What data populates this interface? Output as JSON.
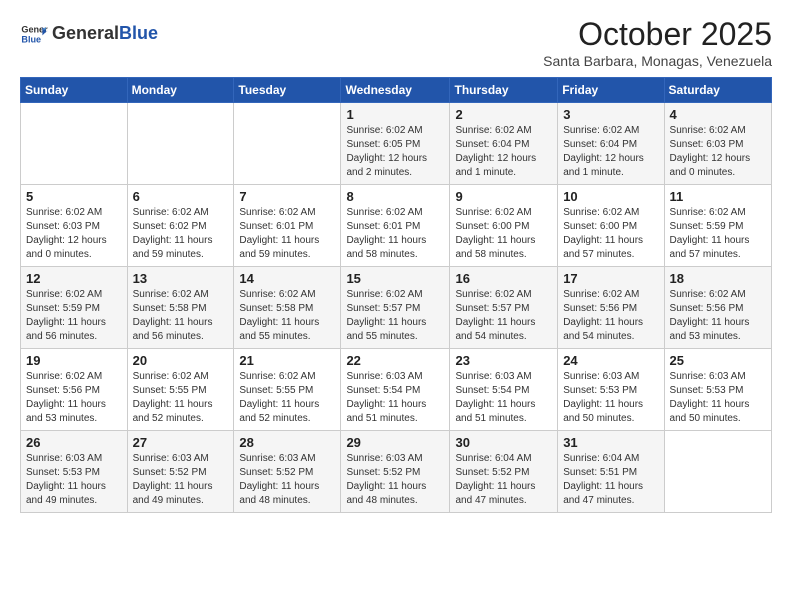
{
  "header": {
    "logo_general": "General",
    "logo_blue": "Blue",
    "month_title": "October 2025",
    "location": "Santa Barbara, Monagas, Venezuela"
  },
  "weekdays": [
    "Sunday",
    "Monday",
    "Tuesday",
    "Wednesday",
    "Thursday",
    "Friday",
    "Saturday"
  ],
  "weeks": [
    [
      {
        "day": "",
        "info": ""
      },
      {
        "day": "",
        "info": ""
      },
      {
        "day": "",
        "info": ""
      },
      {
        "day": "1",
        "info": "Sunrise: 6:02 AM\nSunset: 6:05 PM\nDaylight: 12 hours and 2 minutes."
      },
      {
        "day": "2",
        "info": "Sunrise: 6:02 AM\nSunset: 6:04 PM\nDaylight: 12 hours and 1 minute."
      },
      {
        "day": "3",
        "info": "Sunrise: 6:02 AM\nSunset: 6:04 PM\nDaylight: 12 hours and 1 minute."
      },
      {
        "day": "4",
        "info": "Sunrise: 6:02 AM\nSunset: 6:03 PM\nDaylight: 12 hours and 0 minutes."
      }
    ],
    [
      {
        "day": "5",
        "info": "Sunrise: 6:02 AM\nSunset: 6:03 PM\nDaylight: 12 hours and 0 minutes."
      },
      {
        "day": "6",
        "info": "Sunrise: 6:02 AM\nSunset: 6:02 PM\nDaylight: 11 hours and 59 minutes."
      },
      {
        "day": "7",
        "info": "Sunrise: 6:02 AM\nSunset: 6:01 PM\nDaylight: 11 hours and 59 minutes."
      },
      {
        "day": "8",
        "info": "Sunrise: 6:02 AM\nSunset: 6:01 PM\nDaylight: 11 hours and 58 minutes."
      },
      {
        "day": "9",
        "info": "Sunrise: 6:02 AM\nSunset: 6:00 PM\nDaylight: 11 hours and 58 minutes."
      },
      {
        "day": "10",
        "info": "Sunrise: 6:02 AM\nSunset: 6:00 PM\nDaylight: 11 hours and 57 minutes."
      },
      {
        "day": "11",
        "info": "Sunrise: 6:02 AM\nSunset: 5:59 PM\nDaylight: 11 hours and 57 minutes."
      }
    ],
    [
      {
        "day": "12",
        "info": "Sunrise: 6:02 AM\nSunset: 5:59 PM\nDaylight: 11 hours and 56 minutes."
      },
      {
        "day": "13",
        "info": "Sunrise: 6:02 AM\nSunset: 5:58 PM\nDaylight: 11 hours and 56 minutes."
      },
      {
        "day": "14",
        "info": "Sunrise: 6:02 AM\nSunset: 5:58 PM\nDaylight: 11 hours and 55 minutes."
      },
      {
        "day": "15",
        "info": "Sunrise: 6:02 AM\nSunset: 5:57 PM\nDaylight: 11 hours and 55 minutes."
      },
      {
        "day": "16",
        "info": "Sunrise: 6:02 AM\nSunset: 5:57 PM\nDaylight: 11 hours and 54 minutes."
      },
      {
        "day": "17",
        "info": "Sunrise: 6:02 AM\nSunset: 5:56 PM\nDaylight: 11 hours and 54 minutes."
      },
      {
        "day": "18",
        "info": "Sunrise: 6:02 AM\nSunset: 5:56 PM\nDaylight: 11 hours and 53 minutes."
      }
    ],
    [
      {
        "day": "19",
        "info": "Sunrise: 6:02 AM\nSunset: 5:56 PM\nDaylight: 11 hours and 53 minutes."
      },
      {
        "day": "20",
        "info": "Sunrise: 6:02 AM\nSunset: 5:55 PM\nDaylight: 11 hours and 52 minutes."
      },
      {
        "day": "21",
        "info": "Sunrise: 6:02 AM\nSunset: 5:55 PM\nDaylight: 11 hours and 52 minutes."
      },
      {
        "day": "22",
        "info": "Sunrise: 6:03 AM\nSunset: 5:54 PM\nDaylight: 11 hours and 51 minutes."
      },
      {
        "day": "23",
        "info": "Sunrise: 6:03 AM\nSunset: 5:54 PM\nDaylight: 11 hours and 51 minutes."
      },
      {
        "day": "24",
        "info": "Sunrise: 6:03 AM\nSunset: 5:53 PM\nDaylight: 11 hours and 50 minutes."
      },
      {
        "day": "25",
        "info": "Sunrise: 6:03 AM\nSunset: 5:53 PM\nDaylight: 11 hours and 50 minutes."
      }
    ],
    [
      {
        "day": "26",
        "info": "Sunrise: 6:03 AM\nSunset: 5:53 PM\nDaylight: 11 hours and 49 minutes."
      },
      {
        "day": "27",
        "info": "Sunrise: 6:03 AM\nSunset: 5:52 PM\nDaylight: 11 hours and 49 minutes."
      },
      {
        "day": "28",
        "info": "Sunrise: 6:03 AM\nSunset: 5:52 PM\nDaylight: 11 hours and 48 minutes."
      },
      {
        "day": "29",
        "info": "Sunrise: 6:03 AM\nSunset: 5:52 PM\nDaylight: 11 hours and 48 minutes."
      },
      {
        "day": "30",
        "info": "Sunrise: 6:04 AM\nSunset: 5:52 PM\nDaylight: 11 hours and 47 minutes."
      },
      {
        "day": "31",
        "info": "Sunrise: 6:04 AM\nSunset: 5:51 PM\nDaylight: 11 hours and 47 minutes."
      },
      {
        "day": "",
        "info": ""
      }
    ]
  ]
}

══════════

__Request__
Retype all entries exactly as they appear, dropping the images.

__Written response__
What data populates this interface? Output as JSON.
{
  "header": {
    "logo_general": "General",
    "logo_blue": "Blue",
    "month_title": "October 2025",
    "location": "Santa Barbara, Monagas, Venezuela"
  },
  "weekdays": [
    "Sunday",
    "Monday",
    "Tuesday",
    "Wednesday",
    "Thursday",
    "Friday",
    "Saturday"
  ],
  "weeks": [
    [
      {
        "day": "",
        "info": ""
      },
      {
        "day": "",
        "info": ""
      },
      {
        "day": "",
        "info": ""
      },
      {
        "day": "1",
        "info": "Sunrise: 6:02 AM\nSunset: 6:05 PM\nDaylight: 12 hours and 2 minutes."
      },
      {
        "day": "2",
        "info": "Sunrise: 6:02 AM\nSunset: 6:04 PM\nDaylight: 12 hours and 1 minute."
      },
      {
        "day": "3",
        "info": "Sunrise: 6:02 AM\nSunset: 6:04 PM\nDaylight: 12 hours and 1 minute."
      },
      {
        "day": "4",
        "info": "Sunrise: 6:02 AM\nSunset: 6:03 PM\nDaylight: 12 hours and 0 minutes."
      }
    ],
    [
      {
        "day": "5",
        "info": "Sunrise: 6:02 AM\nSunset: 6:03 PM\nDaylight: 12 hours and 0 minutes."
      },
      {
        "day": "6",
        "info": "Sunrise: 6:02 AM\nSunset: 6:02 PM\nDaylight: 11 hours and 59 minutes."
      },
      {
        "day": "7",
        "info": "Sunrise: 6:02 AM\nSunset: 6:01 PM\nDaylight: 11 hours and 59 minutes."
      },
      {
        "day": "8",
        "info": "Sunrise: 6:02 AM\nSunset: 6:01 PM\nDaylight: 11 hours and 58 minutes."
      },
      {
        "day": "9",
        "info": "Sunrise: 6:02 AM\nSunset: 6:00 PM\nDaylight: 11 hours and 58 minutes."
      },
      {
        "day": "10",
        "info": "Sunrise: 6:02 AM\nSunset: 6:00 PM\nDaylight: 11 hours and 57 minutes."
      },
      {
        "day": "11",
        "info": "Sunrise: 6:02 AM\nSunset: 5:59 PM\nDaylight: 11 hours and 57 minutes."
      }
    ],
    [
      {
        "day": "12",
        "info": "Sunrise: 6:02 AM\nSunset: 5:59 PM\nDaylight: 11 hours and 56 minutes."
      },
      {
        "day": "13",
        "info": "Sunrise: 6:02 AM\nSunset: 5:58 PM\nDaylight: 11 hours and 56 minutes."
      },
      {
        "day": "14",
        "info": "Sunrise: 6:02 AM\nSunset: 5:58 PM\nDaylight: 11 hours and 55 minutes."
      },
      {
        "day": "15",
        "info": "Sunrise: 6:02 AM\nSunset: 5:57 PM\nDaylight: 11 hours and 55 minutes."
      },
      {
        "day": "16",
        "info": "Sunrise: 6:02 AM\nSunset: 5:57 PM\nDaylight: 11 hours and 54 minutes."
      },
      {
        "day": "17",
        "info": "Sunrise: 6:02 AM\nSunset: 5:56 PM\nDaylight: 11 hours and 54 minutes."
      },
      {
        "day": "18",
        "info": "Sunrise: 6:02 AM\nSunset: 5:56 PM\nDaylight: 11 hours and 53 minutes."
      }
    ],
    [
      {
        "day": "19",
        "info": "Sunrise: 6:02 AM\nSunset: 5:56 PM\nDaylight: 11 hours and 53 minutes."
      },
      {
        "day": "20",
        "info": "Sunrise: 6:02 AM\nSunset: 5:55 PM\nDaylight: 11 hours and 52 minutes."
      },
      {
        "day": "21",
        "info": "Sunrise: 6:02 AM\nSunset: 5:55 PM\nDaylight: 11 hours and 52 minutes."
      },
      {
        "day": "22",
        "info": "Sunrise: 6:03 AM\nSunset: 5:54 PM\nDaylight: 11 hours and 51 minutes."
      },
      {
        "day": "23",
        "info": "Sunrise: 6:03 AM\nSunset: 5:54 PM\nDaylight: 11 hours and 51 minutes."
      },
      {
        "day": "24",
        "info": "Sunrise: 6:03 AM\nSunset: 5:53 PM\nDaylight: 11 hours and 50 minutes."
      },
      {
        "day": "25",
        "info": "Sunrise: 6:03 AM\nSunset: 5:53 PM\nDaylight: 11 hours and 50 minutes."
      }
    ],
    [
      {
        "day": "26",
        "info": "Sunrise: 6:03 AM\nSunset: 5:53 PM\nDaylight: 11 hours and 49 minutes."
      },
      {
        "day": "27",
        "info": "Sunrise: 6:03 AM\nSunset: 5:52 PM\nDaylight: 11 hours and 49 minutes."
      },
      {
        "day": "28",
        "info": "Sunrise: 6:03 AM\nSunset: 5:52 PM\nDaylight: 11 hours and 48 minutes."
      },
      {
        "day": "29",
        "info": "Sunrise: 6:03 AM\nSunset: 5:52 PM\nDaylight: 11 hours and 48 minutes."
      },
      {
        "day": "30",
        "info": "Sunrise: 6:04 AM\nSunset: 5:52 PM\nDaylight: 11 hours and 47 minutes."
      },
      {
        "day": "31",
        "info": "Sunrise: 6:04 AM\nSunset: 5:51 PM\nDaylight: 11 hours and 47 minutes."
      },
      {
        "day": "",
        "info": ""
      }
    ]
  ]
}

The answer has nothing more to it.